=== STORED ROWS ===

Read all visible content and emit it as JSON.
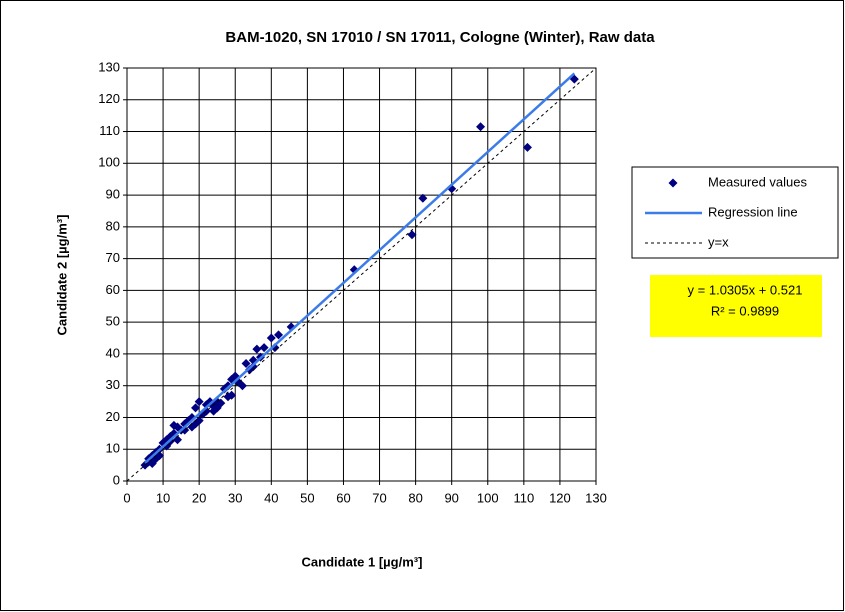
{
  "chart_data": {
    "type": "scatter",
    "title": "BAM-1020, SN 17010 / SN 17011, Cologne (Winter), Raw data",
    "x_label": "Candidate 1 [µg/m³]",
    "y_label": "Candidate 2 [µg/m³]",
    "xlim": [
      0,
      130
    ],
    "ylim": [
      0,
      130
    ],
    "xticks": [
      0,
      10,
      20,
      30,
      40,
      50,
      60,
      70,
      80,
      90,
      100,
      110,
      120,
      130
    ],
    "yticks": [
      0,
      10,
      20,
      30,
      40,
      50,
      60,
      70,
      80,
      90,
      100,
      110,
      120,
      130
    ],
    "grid": true,
    "legend": "right",
    "annotations": [
      "y = 1.0305x + 0.521",
      "R² = 0.9899"
    ],
    "annotation_color": "#ffff00",
    "series": [
      {
        "name": "Measured values",
        "color": "#000080",
        "style": "markers",
        "x": [
          124,
          98,
          111,
          90,
          82,
          79,
          63,
          45.5,
          42,
          40,
          41,
          38,
          36,
          35,
          33,
          35,
          32,
          30,
          29,
          28,
          29,
          28,
          27,
          25,
          24,
          23,
          22,
          21,
          20,
          19,
          19,
          18,
          17,
          16,
          15,
          14,
          13,
          13,
          12,
          11,
          10,
          9,
          8,
          7,
          6,
          5,
          6,
          7,
          8,
          9,
          11,
          12,
          14,
          16,
          18,
          20,
          22,
          26,
          31,
          34,
          37,
          25,
          24
        ],
        "values": [
          126.5,
          111.5,
          105,
          92,
          89,
          77.5,
          66.5,
          48.5,
          46,
          45,
          42,
          42,
          41.5,
          38,
          37,
          36,
          30,
          33,
          32,
          30,
          27,
          26.5,
          29,
          23,
          22,
          25,
          24,
          21,
          25,
          23,
          18,
          20,
          19,
          18,
          16,
          17,
          17.5,
          15,
          14,
          13,
          12,
          10,
          9,
          8,
          7,
          5,
          6,
          5.5,
          7,
          8,
          11,
          12.5,
          13,
          16,
          17,
          19,
          22,
          24.5,
          31,
          35,
          39,
          25,
          23.5
        ]
      },
      {
        "name": "Regression line",
        "color": "#3c7ce8",
        "style": "solid",
        "x": [
          5,
          124
        ],
        "values": [
          5.67,
          128.3
        ]
      },
      {
        "name": "y=x",
        "color": "#000000",
        "style": "dotted",
        "x": [
          0,
          130
        ],
        "values": [
          0,
          130
        ]
      }
    ]
  }
}
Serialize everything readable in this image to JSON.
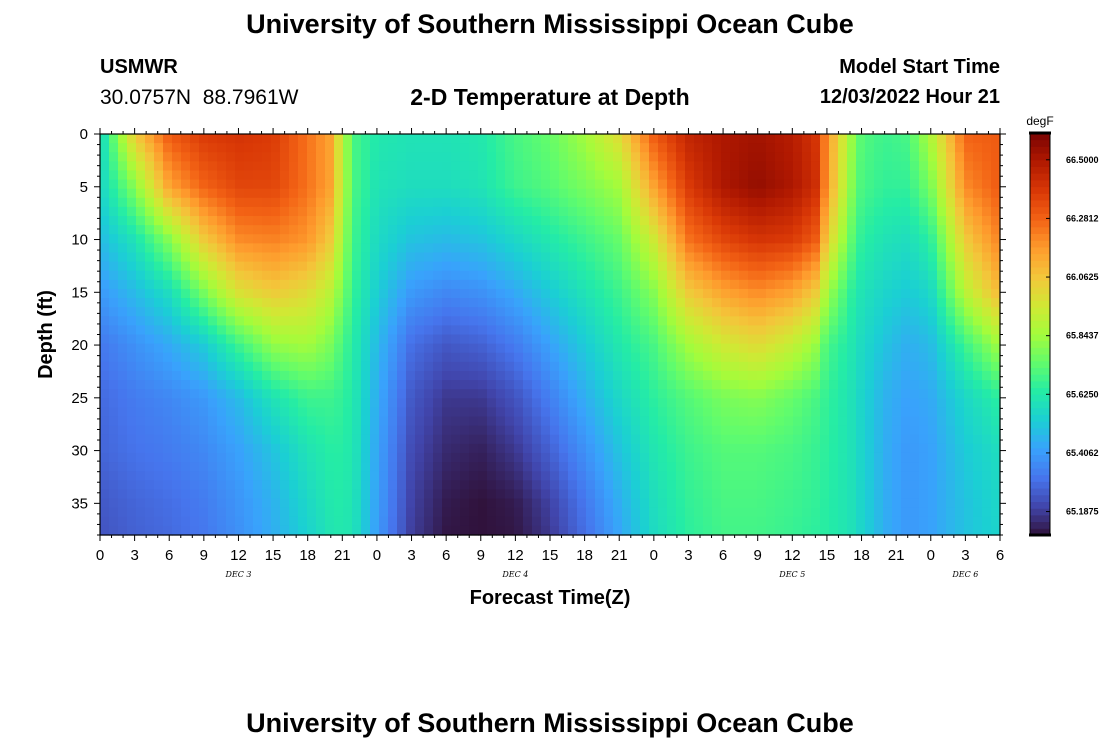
{
  "header": {
    "title": "University of Southern Mississippi Ocean Cube",
    "station": "USMWR",
    "coordinates": "30.0757N  88.7961W",
    "plot_title": "2-D Temperature at Depth",
    "model_start_label": "Model Start Time",
    "model_start_value": "12/03/2022 Hour 21"
  },
  "footer": {
    "title": "University of Southern Mississippi Ocean Cube"
  },
  "chart_data": {
    "type": "heatmap",
    "title": "2-D Temperature at Depth",
    "xlabel": "Forecast Time(Z)",
    "ylabel": "Depth (ft)",
    "x_unit": "hours since 12/03/2022 00Z",
    "xlim": [
      0,
      78
    ],
    "ylim": [
      38,
      0
    ],
    "x_tick_step": 3,
    "x_tick_labels": [
      "0",
      "3",
      "6",
      "9",
      "12",
      "15",
      "18",
      "21",
      "0",
      "3",
      "6",
      "9",
      "12",
      "15",
      "18",
      "21",
      "0",
      "3",
      "6",
      "9",
      "12",
      "15",
      "18",
      "21",
      "0",
      "3",
      "6"
    ],
    "y_ticks": [
      0,
      5,
      10,
      15,
      20,
      25,
      30,
      35
    ],
    "y_tick_labels": [
      "0",
      "5",
      "10",
      "15",
      "20",
      "25",
      "30",
      "35"
    ],
    "day_labels": [
      {
        "label": "DEC 3",
        "x": 12
      },
      {
        "label": "DEC 4",
        "x": 36
      },
      {
        "label": "DEC 5",
        "x": 60
      },
      {
        "label": "DEC 6",
        "x": 75
      }
    ],
    "colorbar": {
      "unit": "degF",
      "range": [
        65.1,
        66.6
      ],
      "labels": [
        "66.5000",
        "66.2812",
        "66.0625",
        "65.8437",
        "65.6250",
        "65.4062",
        "65.1875"
      ],
      "label_values": [
        66.5,
        66.28125,
        66.0625,
        65.84375,
        65.625,
        65.40625,
        65.1875
      ],
      "colors": [
        "#30123b",
        "#4145ab",
        "#4675ed",
        "#39a2fc",
        "#1bcfd4",
        "#24eca6",
        "#61fc6c",
        "#a4fc3b",
        "#d1e834",
        "#f3c63a",
        "#fe9b2d",
        "#f36315",
        "#d93806",
        "#b11901",
        "#7a0402"
      ]
    },
    "x_nodes": [
      0,
      3,
      6,
      9,
      12,
      15,
      18,
      20,
      21,
      22,
      24,
      27,
      30,
      33,
      36,
      39,
      42,
      45,
      48,
      51,
      54,
      57,
      60,
      62,
      63,
      65,
      66,
      68,
      70,
      72,
      75,
      78
    ],
    "depth_nodes": [
      0,
      5,
      10,
      15,
      20,
      25,
      30,
      35,
      38
    ],
    "values": [
      [
        65.55,
        65.55,
        65.48,
        65.4,
        65.32,
        65.29,
        65.28,
        65.25,
        65.24
      ],
      [
        66.05,
        65.8,
        65.6,
        65.48,
        65.38,
        65.33,
        65.31,
        65.28,
        65.27
      ],
      [
        66.3,
        66.15,
        65.8,
        65.58,
        65.44,
        65.36,
        65.33,
        65.3,
        65.29
      ],
      [
        66.38,
        66.28,
        66.05,
        65.78,
        65.52,
        65.4,
        65.36,
        65.33,
        65.32
      ],
      [
        66.4,
        66.35,
        66.2,
        65.98,
        65.68,
        65.48,
        65.42,
        65.39,
        65.38
      ],
      [
        66.38,
        66.35,
        66.22,
        66.05,
        65.82,
        65.6,
        65.5,
        65.46,
        65.45
      ],
      [
        66.25,
        66.25,
        66.18,
        66.0,
        65.85,
        65.68,
        65.6,
        65.56,
        65.54
      ],
      [
        66.15,
        66.15,
        66.05,
        65.9,
        65.78,
        65.68,
        65.64,
        65.62,
        65.61
      ],
      [
        65.9,
        65.9,
        65.85,
        65.78,
        65.7,
        65.66,
        65.64,
        65.63,
        65.62
      ],
      [
        65.7,
        65.7,
        65.68,
        65.66,
        65.63,
        65.62,
        65.61,
        65.6,
        65.6
      ],
      [
        65.62,
        65.6,
        65.57,
        65.53,
        65.48,
        65.45,
        65.43,
        65.42,
        65.41
      ],
      [
        65.6,
        65.58,
        65.5,
        65.4,
        65.3,
        65.25,
        65.22,
        65.2,
        65.19
      ],
      [
        65.6,
        65.58,
        65.48,
        65.36,
        65.25,
        65.18,
        65.15,
        65.12,
        65.11
      ],
      [
        65.62,
        65.6,
        65.5,
        65.38,
        65.27,
        65.18,
        65.13,
        65.1,
        65.1
      ],
      [
        65.7,
        65.68,
        65.56,
        65.44,
        65.33,
        65.24,
        65.18,
        65.12,
        65.11
      ],
      [
        65.75,
        65.72,
        65.62,
        65.52,
        65.42,
        65.34,
        65.27,
        65.2,
        65.18
      ],
      [
        65.85,
        65.78,
        65.68,
        65.6,
        65.52,
        65.45,
        65.38,
        65.32,
        65.3
      ],
      [
        66.0,
        65.85,
        65.75,
        65.68,
        65.62,
        65.56,
        65.5,
        65.45,
        65.43
      ],
      [
        66.3,
        66.15,
        65.95,
        65.8,
        65.7,
        65.65,
        65.61,
        65.58,
        65.57
      ],
      [
        66.45,
        66.38,
        66.25,
        66.05,
        65.85,
        65.72,
        65.68,
        65.66,
        65.65
      ],
      [
        66.5,
        66.5,
        66.35,
        66.15,
        65.95,
        65.78,
        65.72,
        65.7,
        65.69
      ],
      [
        66.52,
        66.55,
        66.4,
        66.2,
        66.0,
        65.8,
        65.72,
        65.7,
        65.69
      ],
      [
        66.48,
        66.5,
        66.38,
        66.15,
        65.92,
        65.75,
        65.7,
        65.68,
        65.67
      ],
      [
        66.4,
        66.42,
        66.3,
        66.05,
        65.83,
        65.7,
        65.67,
        65.66,
        65.65
      ],
      [
        66.2,
        66.18,
        66.05,
        65.85,
        65.7,
        65.66,
        65.65,
        65.64,
        65.64
      ],
      [
        65.85,
        65.82,
        65.75,
        65.66,
        65.62,
        65.6,
        65.6,
        65.6,
        65.6
      ],
      [
        65.72,
        65.7,
        65.65,
        65.6,
        65.57,
        65.55,
        65.55,
        65.55,
        65.55
      ],
      [
        65.68,
        65.66,
        65.6,
        65.55,
        65.5,
        65.46,
        65.45,
        65.45,
        65.45
      ],
      [
        65.7,
        65.66,
        65.58,
        65.52,
        65.45,
        65.42,
        65.4,
        65.4,
        65.4
      ],
      [
        65.88,
        65.78,
        65.65,
        65.56,
        65.48,
        65.44,
        65.42,
        65.42,
        65.42
      ],
      [
        66.28,
        66.2,
        66.05,
        65.9,
        65.68,
        65.56,
        65.52,
        65.5,
        65.5
      ],
      [
        66.3,
        66.3,
        66.22,
        66.1,
        65.85,
        65.65,
        65.58,
        65.56,
        65.55
      ]
    ]
  }
}
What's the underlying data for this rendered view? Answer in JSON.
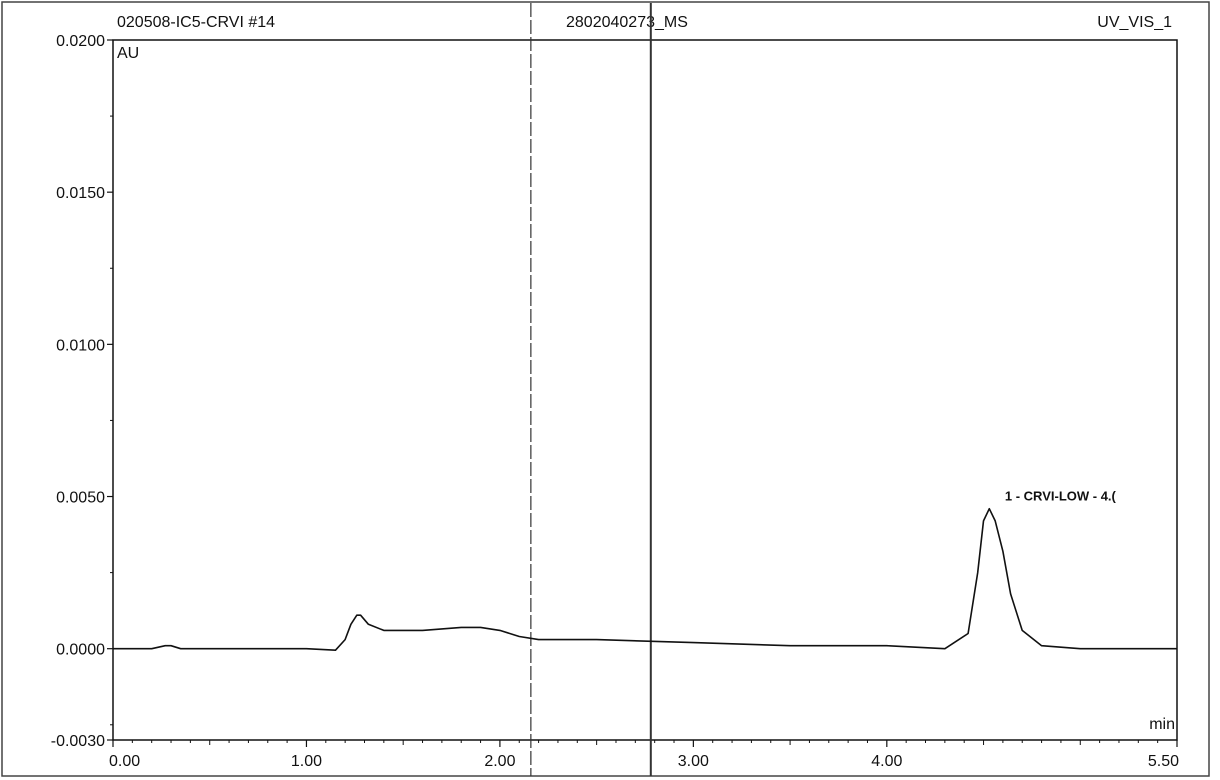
{
  "chart_data": {
    "type": "line",
    "title": "",
    "header": {
      "left": "020508-IC5-CRVI #14",
      "center": "2802040273_MS",
      "right": "UV_VIS_1"
    },
    "xlabel": "min",
    "ylabel": "AU",
    "xlim": [
      0.0,
      5.5
    ],
    "ylim": [
      -0.003,
      0.02
    ],
    "x_ticks": [
      0.0,
      1.0,
      2.0,
      3.0,
      4.0,
      5.5
    ],
    "x_tick_labels": [
      "0.00",
      "1.00",
      "2.00",
      "3.00",
      "4.00",
      "5.50"
    ],
    "y_ticks": [
      -0.003,
      0.0,
      0.005,
      0.01,
      0.015,
      0.02
    ],
    "y_tick_labels": [
      "-0.0030",
      "0.0000",
      "0.0050",
      "0.0100",
      "0.0150",
      "0.0200"
    ],
    "grid": false,
    "vertical_lines": [
      2.16,
      2.78
    ],
    "series": [
      {
        "x": [
          0.0,
          0.2,
          0.27,
          0.3,
          0.35,
          0.5,
          0.8,
          1.0,
          1.15,
          1.2,
          1.23,
          1.26,
          1.28,
          1.32,
          1.4,
          1.5,
          1.6,
          1.8,
          1.9,
          2.0,
          2.1,
          2.2,
          2.5,
          3.0,
          3.5,
          4.0,
          4.3,
          4.42,
          4.47,
          4.5,
          4.53,
          4.56,
          4.6,
          4.64,
          4.7,
          4.8,
          5.0,
          5.5
        ],
        "y": [
          0.0,
          0.0,
          0.0001,
          0.0001,
          0.0,
          0.0,
          0.0,
          0.0,
          -5e-05,
          0.0003,
          0.0008,
          0.0011,
          0.0011,
          0.0008,
          0.0006,
          0.0006,
          0.0006,
          0.0007,
          0.0007,
          0.0006,
          0.0004,
          0.0003,
          0.0003,
          0.0002,
          0.0001,
          0.0001,
          0.0,
          0.0005,
          0.0025,
          0.0042,
          0.0046,
          0.0042,
          0.0032,
          0.0018,
          0.0006,
          0.0001,
          0.0,
          0.0
        ]
      }
    ],
    "annotations": [
      {
        "text": "1 - CRVI-LOW - 4.(",
        "x": 4.6,
        "y": 0.005
      }
    ]
  }
}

===

■ DIRECTIONS ■
Report every line containing the word "style" from the listing above.

■ COMPLETE ANSWER ■
        "style": "markers",
        "style": "solid",
        "style": "dotted",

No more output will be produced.